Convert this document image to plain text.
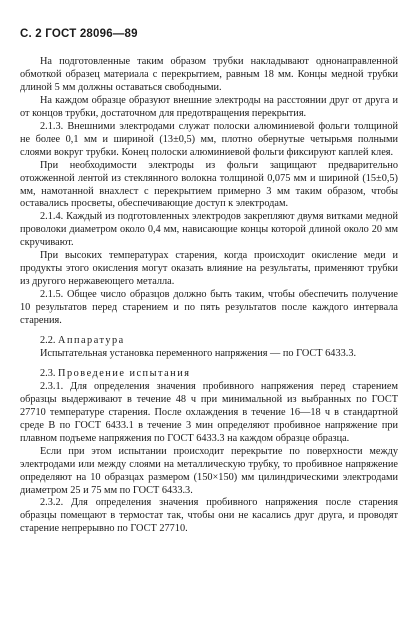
С. 2 ГОСТ 28096—89

На подготовленные таким образом трубки накладывают однонаправленной обмоткой образец материала с перекрытием, равным 18 мм. Концы медной трубки длиной 5 мм должны оставаться свободными.

На каждом образце образуют внешние электроды на расстоянии друг от друга и от концов трубки, достаточном для предотвращения перекрытия.

2.1.3. Внешними электродами служат полоски алюминиевой фольги толщиной не более 0,1 мм и шириной (13±0,5) мм, плотно обернутые четырьмя полными слоями вокруг трубки. Конец полоски алюминиевой фольги фиксируют каплей клея.

При необходимости электроды из фольги защищают предварительно отожженной лентой из стеклянного волокна толщиной 0,075 мм и шириной (15±0,5) мм, намотанной внахлест с перекрытием примерно 3 мм таким образом, чтобы оставались просветы, обеспечивающие доступ к электродам.

2.1.4. Каждый из подготовленных электродов закрепляют двумя витками медной проволоки диаметром около 0,4 мм, нависающие концы которой длиной около 20 мм скручивают.

При высоких температурах старения, когда происходит окисление меди и продукты этого окисления могут оказать влияние на результаты, применяют трубки из другого нержавеющего металла.

2.1.5. Общее число образцов должно быть таким, чтобы обеспечить получение 10 результатов перед старением и по пять результатов после каждого интервала старения.

2.2. Аппаратура

Испытательная установка переменного напряжения — по ГОСТ 6433.3.

2.3. Проведение испытания

2.3.1. Для определения значения пробивного напряжения перед старением образцы выдерживают в течение 48 ч при минимальной из выбранных по ГОСТ 27710 температуре старения. После охлаждения в течение 16—18 ч в стандартной среде В по ГОСТ 6433.1 в течение 3 мин определяют пробивное напряжение при плавном подъеме напряжения по ГОСТ 6433.3 на каждом образце образца.

Если при этом испытании происходит перекрытие по поверхности между электродами или между слоями на металлическую трубку, то пробивное напряжение определяют на 10 образцах размером (150×150) мм цилиндрическими электродами диаметром 25 и 75 мм по ГОСТ 6433.3.

2.3.2. Для определения значения пробивного напряжения после старения образцы помещают в термостат так, чтобы они не касались друг друга, и проводят старение непрерывно по ГОСТ 27710.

-*-

**PROBLEM STATEMENT:**
Set down every record once more, word for word, without pictures.

**FINAL RESULT:**
Convert this document image to plain text.
С. 2 ГОСТ 28096—89

На подготовленные таким образом трубки накладывают однонаправленной обмоткой образец материала с перекрытием, равным 18 мм. Концы медной трубки длиной 5 мм должны оставаться свободными.

На каждом образце образуют внешние электроды на расстоянии друг от друга и от концов трубки, достаточном для предотвращения перекрытия.

2.1.3. Внешними электродами служат полоски алюминиевой фольги толщиной не более 0,1 мм и шириной (13±0,5) мм, плотно обернутые четырьмя полными слоями вокруг трубки. Конец полоски алюминиевой фольги фиксируют каплей клея.

При необходимости электроды из фольги защищают предварительно отожженной лентой из стеклянного волокна толщиной 0,075 мм и шириной (15±0,5) мм, намотанной внахлест с перекрытием примерно 3 мм таким образом, чтобы оставались просветы, обеспечивающие доступ к электродам.

2.1.4. Каждый из подготовленных электродов закрепляют двумя витками медной проволоки диаметром около 0,4 мм, нависающие концы которой длиной около 20 мм скручивают.

При высоких температурах старения, когда происходит окисление меди и продукты этого окисления могут оказать влияние на результаты, применяют трубки из другого нержавеющего металла.

2.1.5. Общее число образцов должно быть таким, чтобы обеспечить получение 10 результатов перед старением и по пять результатов после каждого интервала старения.

2.2. Аппаратура

Испытательная установка переменного напряжения — по ГОСТ 6433.3.

2.3. Проведение испытания

2.3.1. Для определения значения пробивного напряжения перед старением образцы выдерживают в течение 48 ч при минимальной из выбранных по ГОСТ 27710 температуре старения. После охлаждения в течение 16—18 ч в стандартной среде В по ГОСТ 6433.1 в течение 3 мин определяют пробивное напряжение при плавном подъеме напряжения по ГОСТ 6433.3 на каждом образце образца.

Если при этом испытании происходит перекрытие по поверхности между электродами или между слоями на металлическую трубку, то пробивное напряжение определяют на 10 образцах размером (150×150) мм цилиндрическими электродами диаметром 25 и 75 мм по ГОСТ 6433.3.

2.3.2. Для определения значения пробивного напряжения после старения образцы помещают в термостат так, чтобы они не касались друг друга, и проводят старение непрерывно по ГОСТ 27710.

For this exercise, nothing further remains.